Stored entries:
•••••

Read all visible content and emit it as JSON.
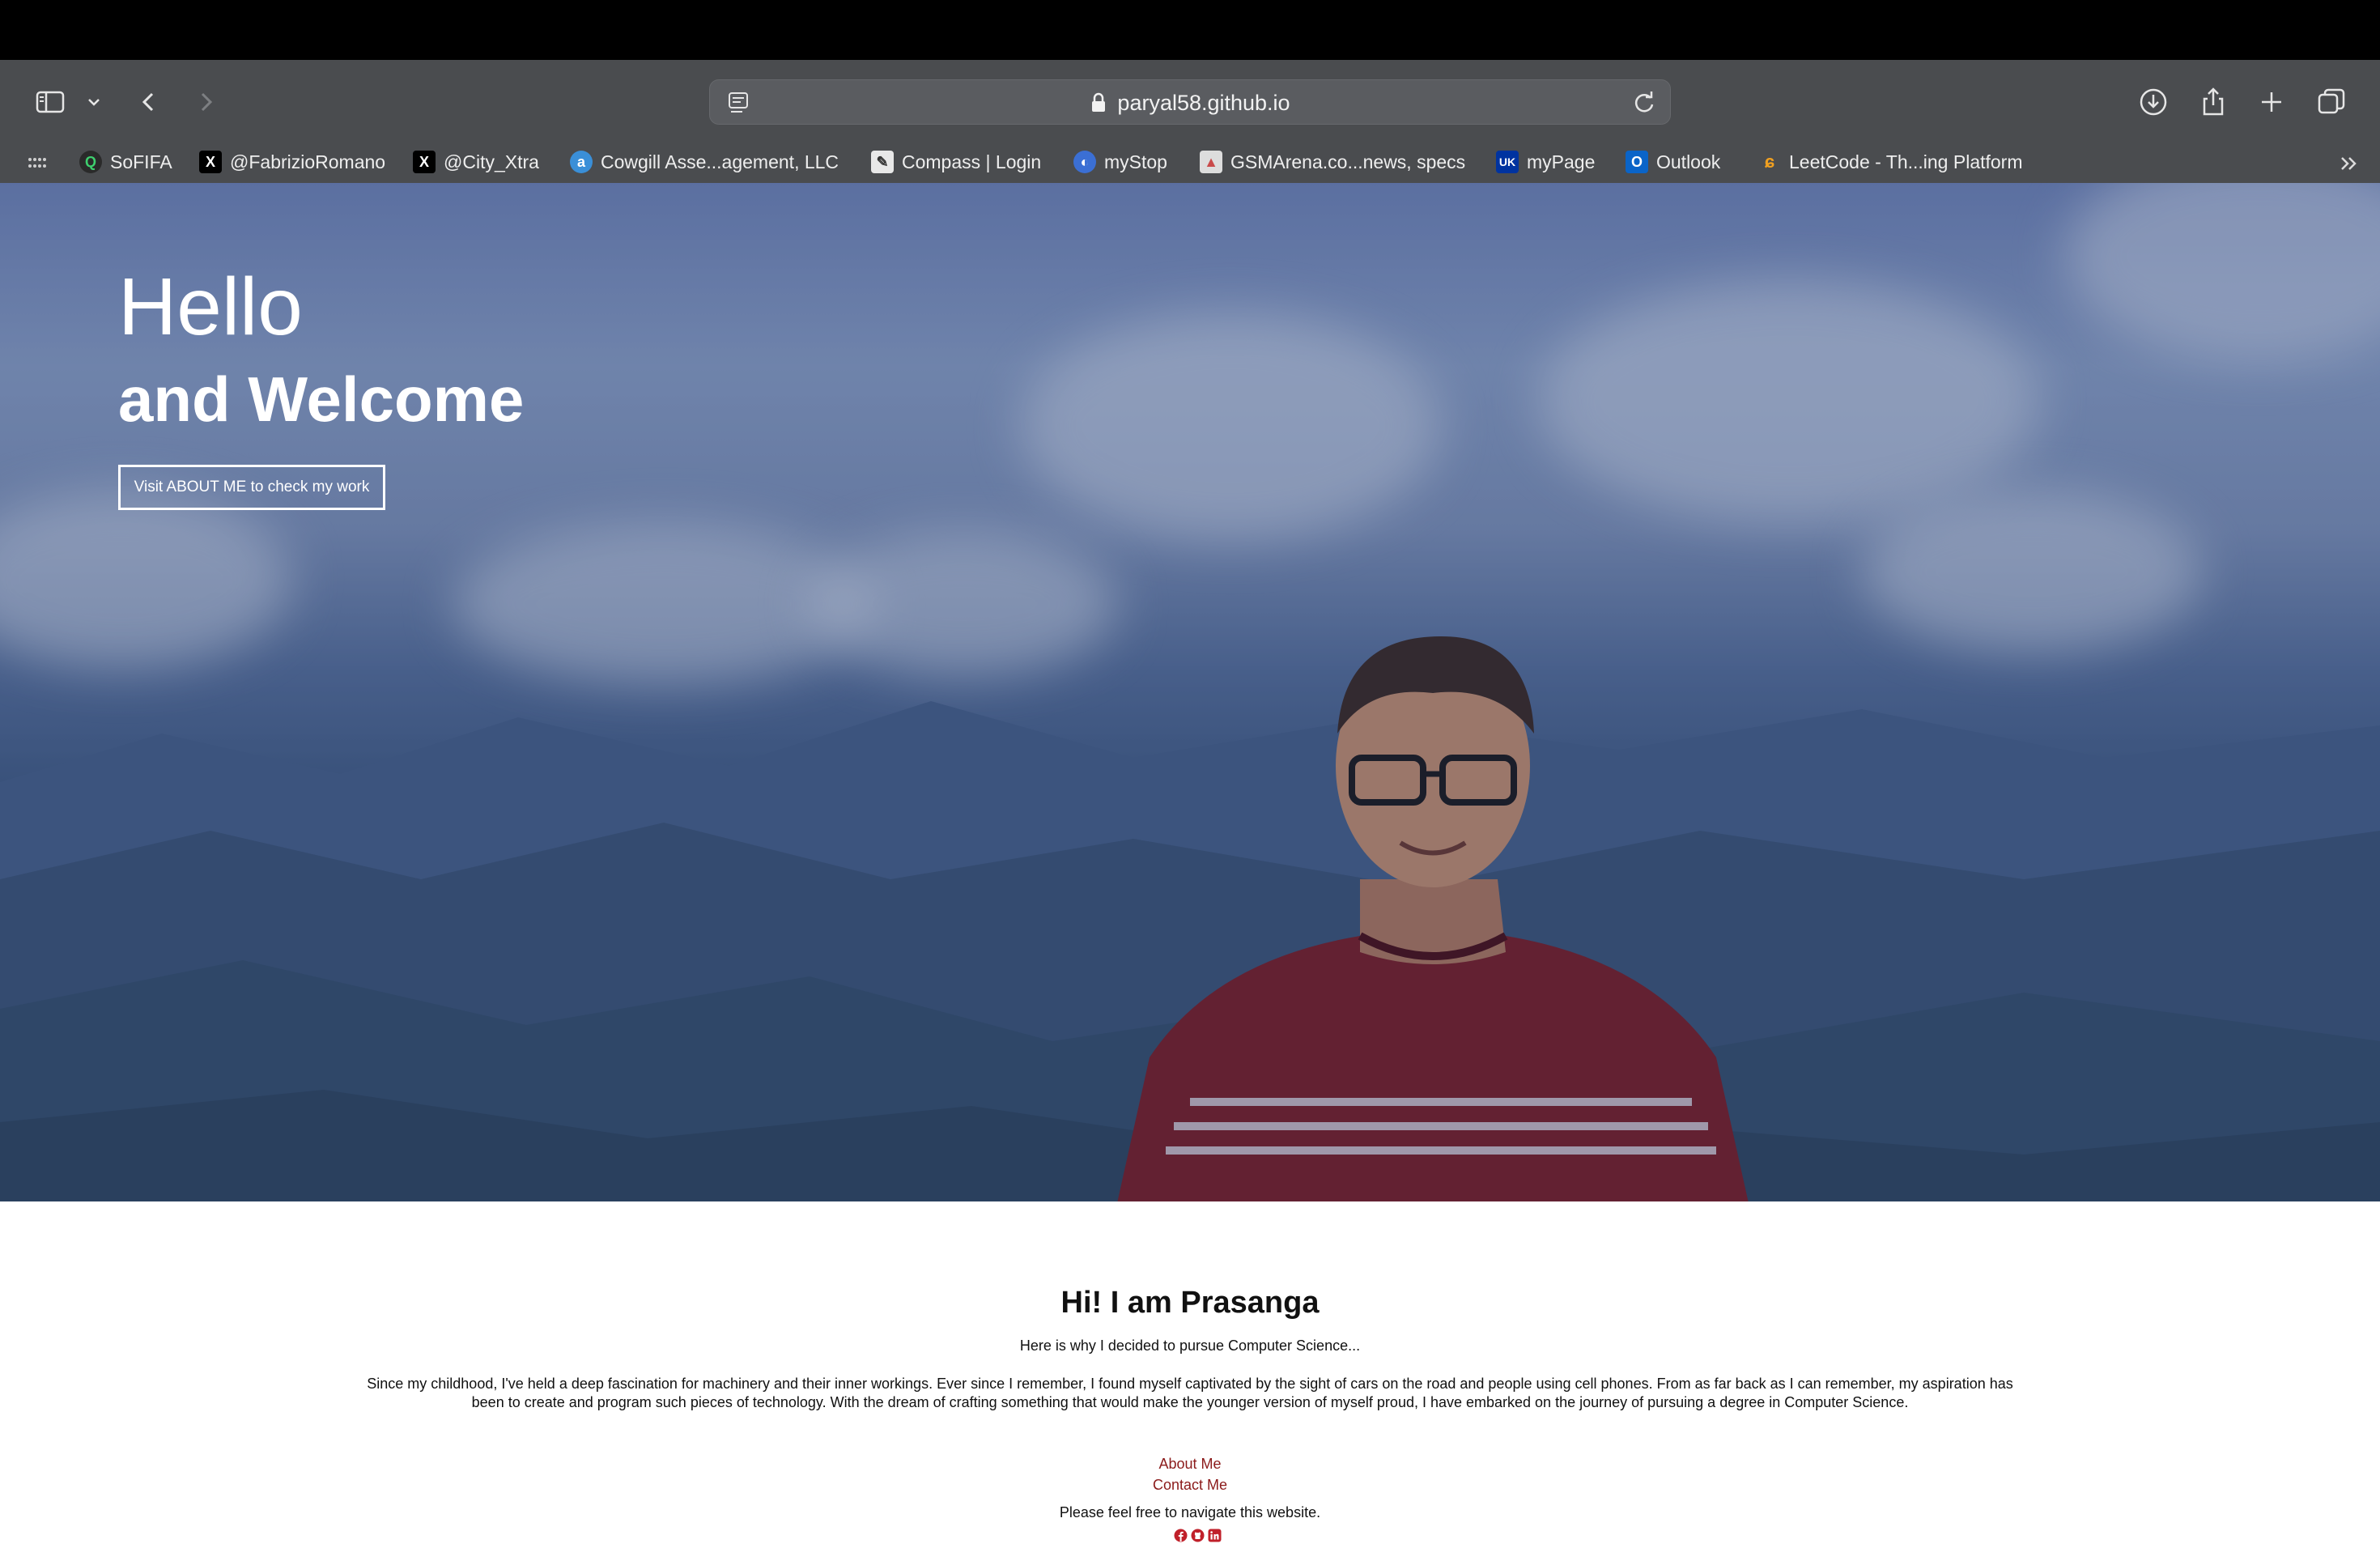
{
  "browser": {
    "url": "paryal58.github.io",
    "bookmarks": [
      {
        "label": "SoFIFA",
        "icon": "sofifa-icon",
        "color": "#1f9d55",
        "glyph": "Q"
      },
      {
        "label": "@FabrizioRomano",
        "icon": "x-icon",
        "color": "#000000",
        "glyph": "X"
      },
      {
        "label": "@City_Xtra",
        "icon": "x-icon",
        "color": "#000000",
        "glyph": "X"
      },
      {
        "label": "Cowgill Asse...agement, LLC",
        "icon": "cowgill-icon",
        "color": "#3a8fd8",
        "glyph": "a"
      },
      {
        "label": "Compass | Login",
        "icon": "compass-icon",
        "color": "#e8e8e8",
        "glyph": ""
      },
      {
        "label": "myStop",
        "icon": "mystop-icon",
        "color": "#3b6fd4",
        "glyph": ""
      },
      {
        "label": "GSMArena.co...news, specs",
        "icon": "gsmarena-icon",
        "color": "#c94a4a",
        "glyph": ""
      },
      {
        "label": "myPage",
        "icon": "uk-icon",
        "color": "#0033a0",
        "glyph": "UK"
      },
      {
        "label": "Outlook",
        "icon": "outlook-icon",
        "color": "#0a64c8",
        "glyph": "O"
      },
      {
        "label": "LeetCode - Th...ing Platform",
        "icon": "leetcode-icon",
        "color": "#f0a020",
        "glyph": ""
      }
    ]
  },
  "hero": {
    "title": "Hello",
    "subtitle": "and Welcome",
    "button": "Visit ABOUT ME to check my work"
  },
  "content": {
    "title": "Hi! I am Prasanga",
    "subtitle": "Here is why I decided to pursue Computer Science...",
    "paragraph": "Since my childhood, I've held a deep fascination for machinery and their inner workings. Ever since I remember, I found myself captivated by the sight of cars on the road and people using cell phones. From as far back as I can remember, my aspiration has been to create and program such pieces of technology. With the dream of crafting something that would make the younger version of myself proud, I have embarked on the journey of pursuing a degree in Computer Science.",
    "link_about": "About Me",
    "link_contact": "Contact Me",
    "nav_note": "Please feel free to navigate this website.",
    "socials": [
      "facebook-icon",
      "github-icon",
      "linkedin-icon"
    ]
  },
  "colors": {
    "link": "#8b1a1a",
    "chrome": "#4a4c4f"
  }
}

•••••

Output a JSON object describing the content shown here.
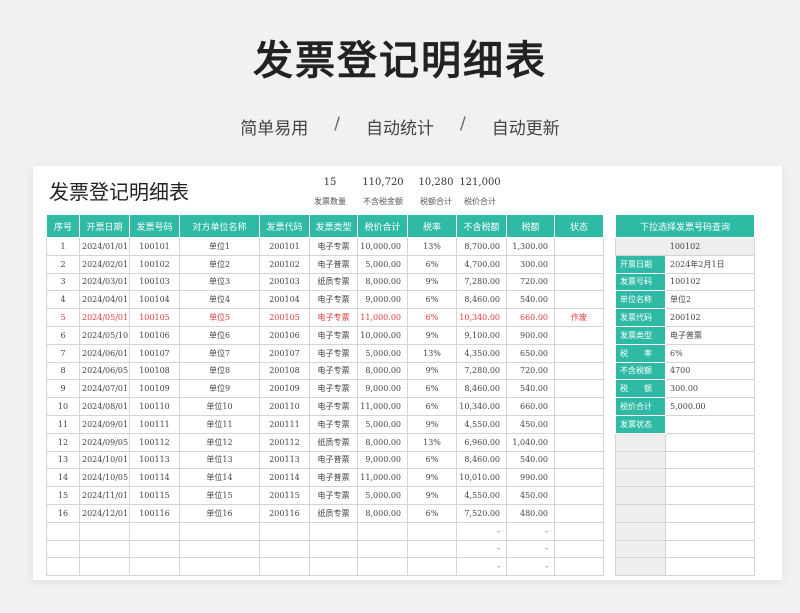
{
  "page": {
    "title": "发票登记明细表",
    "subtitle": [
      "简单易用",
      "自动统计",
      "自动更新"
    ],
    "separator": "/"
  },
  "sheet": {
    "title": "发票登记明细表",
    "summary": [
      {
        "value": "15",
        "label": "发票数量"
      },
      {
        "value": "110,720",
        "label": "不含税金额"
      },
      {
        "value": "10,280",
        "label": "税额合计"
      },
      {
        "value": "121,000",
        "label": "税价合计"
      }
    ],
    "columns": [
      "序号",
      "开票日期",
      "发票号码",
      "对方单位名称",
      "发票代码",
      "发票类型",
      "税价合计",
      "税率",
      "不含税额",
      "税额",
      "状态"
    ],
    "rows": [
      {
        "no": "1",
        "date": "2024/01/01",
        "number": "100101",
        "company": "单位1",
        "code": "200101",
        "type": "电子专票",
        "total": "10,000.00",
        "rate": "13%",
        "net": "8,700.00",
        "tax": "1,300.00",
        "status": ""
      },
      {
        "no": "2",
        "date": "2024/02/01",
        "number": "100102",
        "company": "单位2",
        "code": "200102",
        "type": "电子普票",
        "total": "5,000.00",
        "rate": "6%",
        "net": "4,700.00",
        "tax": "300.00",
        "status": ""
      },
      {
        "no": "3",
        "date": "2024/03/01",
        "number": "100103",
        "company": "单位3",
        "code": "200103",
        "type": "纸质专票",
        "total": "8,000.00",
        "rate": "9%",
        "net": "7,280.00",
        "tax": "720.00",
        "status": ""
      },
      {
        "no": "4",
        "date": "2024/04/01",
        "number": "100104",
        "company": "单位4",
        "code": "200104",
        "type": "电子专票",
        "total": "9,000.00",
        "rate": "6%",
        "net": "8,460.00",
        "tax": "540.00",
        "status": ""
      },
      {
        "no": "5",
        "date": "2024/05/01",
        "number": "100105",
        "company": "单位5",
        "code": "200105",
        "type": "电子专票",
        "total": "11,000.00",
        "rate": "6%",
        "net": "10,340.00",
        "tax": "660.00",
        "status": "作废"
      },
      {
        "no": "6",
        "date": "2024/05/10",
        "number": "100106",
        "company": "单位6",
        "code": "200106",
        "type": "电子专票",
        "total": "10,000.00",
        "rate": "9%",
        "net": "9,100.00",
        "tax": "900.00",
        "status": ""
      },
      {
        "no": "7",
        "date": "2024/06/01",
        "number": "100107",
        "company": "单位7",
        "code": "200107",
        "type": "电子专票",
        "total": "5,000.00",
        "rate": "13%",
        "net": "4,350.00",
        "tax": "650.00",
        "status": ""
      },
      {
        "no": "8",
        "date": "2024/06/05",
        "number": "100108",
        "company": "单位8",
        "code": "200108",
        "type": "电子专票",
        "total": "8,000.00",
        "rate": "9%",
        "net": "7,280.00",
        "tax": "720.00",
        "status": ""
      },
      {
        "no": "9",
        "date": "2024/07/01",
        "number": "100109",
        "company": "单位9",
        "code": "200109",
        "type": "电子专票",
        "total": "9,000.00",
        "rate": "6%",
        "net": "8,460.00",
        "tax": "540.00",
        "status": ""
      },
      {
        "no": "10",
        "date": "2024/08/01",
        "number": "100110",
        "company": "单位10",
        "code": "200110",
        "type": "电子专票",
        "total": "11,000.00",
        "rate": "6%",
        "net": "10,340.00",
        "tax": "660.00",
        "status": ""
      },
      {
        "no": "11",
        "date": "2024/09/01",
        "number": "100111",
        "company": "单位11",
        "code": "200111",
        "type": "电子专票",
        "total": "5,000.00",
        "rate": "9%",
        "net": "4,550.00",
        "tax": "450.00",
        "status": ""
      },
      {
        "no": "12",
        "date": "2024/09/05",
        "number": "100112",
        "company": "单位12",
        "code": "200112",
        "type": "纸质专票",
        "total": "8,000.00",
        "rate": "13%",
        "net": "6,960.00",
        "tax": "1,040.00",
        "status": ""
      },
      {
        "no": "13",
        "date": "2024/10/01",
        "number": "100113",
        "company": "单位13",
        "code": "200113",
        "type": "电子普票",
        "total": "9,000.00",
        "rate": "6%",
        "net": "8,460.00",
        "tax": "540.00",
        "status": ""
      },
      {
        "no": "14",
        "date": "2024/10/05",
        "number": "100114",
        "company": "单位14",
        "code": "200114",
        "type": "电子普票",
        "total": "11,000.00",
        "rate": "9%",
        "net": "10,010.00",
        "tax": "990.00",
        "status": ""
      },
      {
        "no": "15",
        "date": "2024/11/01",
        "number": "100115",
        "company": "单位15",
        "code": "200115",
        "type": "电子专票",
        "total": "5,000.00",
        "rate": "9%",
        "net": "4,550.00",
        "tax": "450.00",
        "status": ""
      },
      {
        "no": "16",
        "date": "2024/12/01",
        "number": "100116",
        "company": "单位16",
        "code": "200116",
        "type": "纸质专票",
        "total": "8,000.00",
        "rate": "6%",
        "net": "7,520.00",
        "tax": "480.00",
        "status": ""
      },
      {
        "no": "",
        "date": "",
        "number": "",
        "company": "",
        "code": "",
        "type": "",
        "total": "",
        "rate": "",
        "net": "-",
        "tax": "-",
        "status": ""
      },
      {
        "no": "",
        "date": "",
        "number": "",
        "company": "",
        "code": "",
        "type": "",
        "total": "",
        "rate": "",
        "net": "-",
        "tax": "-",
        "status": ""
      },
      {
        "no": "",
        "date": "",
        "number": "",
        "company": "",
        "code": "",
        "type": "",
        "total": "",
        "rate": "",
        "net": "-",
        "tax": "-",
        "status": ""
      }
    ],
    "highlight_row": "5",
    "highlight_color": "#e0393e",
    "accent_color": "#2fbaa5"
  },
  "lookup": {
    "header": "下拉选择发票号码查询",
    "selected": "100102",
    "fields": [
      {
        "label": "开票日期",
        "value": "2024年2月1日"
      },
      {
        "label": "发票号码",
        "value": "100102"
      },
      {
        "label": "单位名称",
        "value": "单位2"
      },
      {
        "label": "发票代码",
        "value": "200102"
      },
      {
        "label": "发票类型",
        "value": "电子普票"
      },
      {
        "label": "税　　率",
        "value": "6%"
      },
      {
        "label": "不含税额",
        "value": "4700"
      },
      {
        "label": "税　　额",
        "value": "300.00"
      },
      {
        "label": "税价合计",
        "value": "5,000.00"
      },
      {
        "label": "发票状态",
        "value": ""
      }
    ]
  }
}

•••••

■ REQUIREMENTS
Give nothing but the number of lines containing the string "Science".

■ THE RESULT
2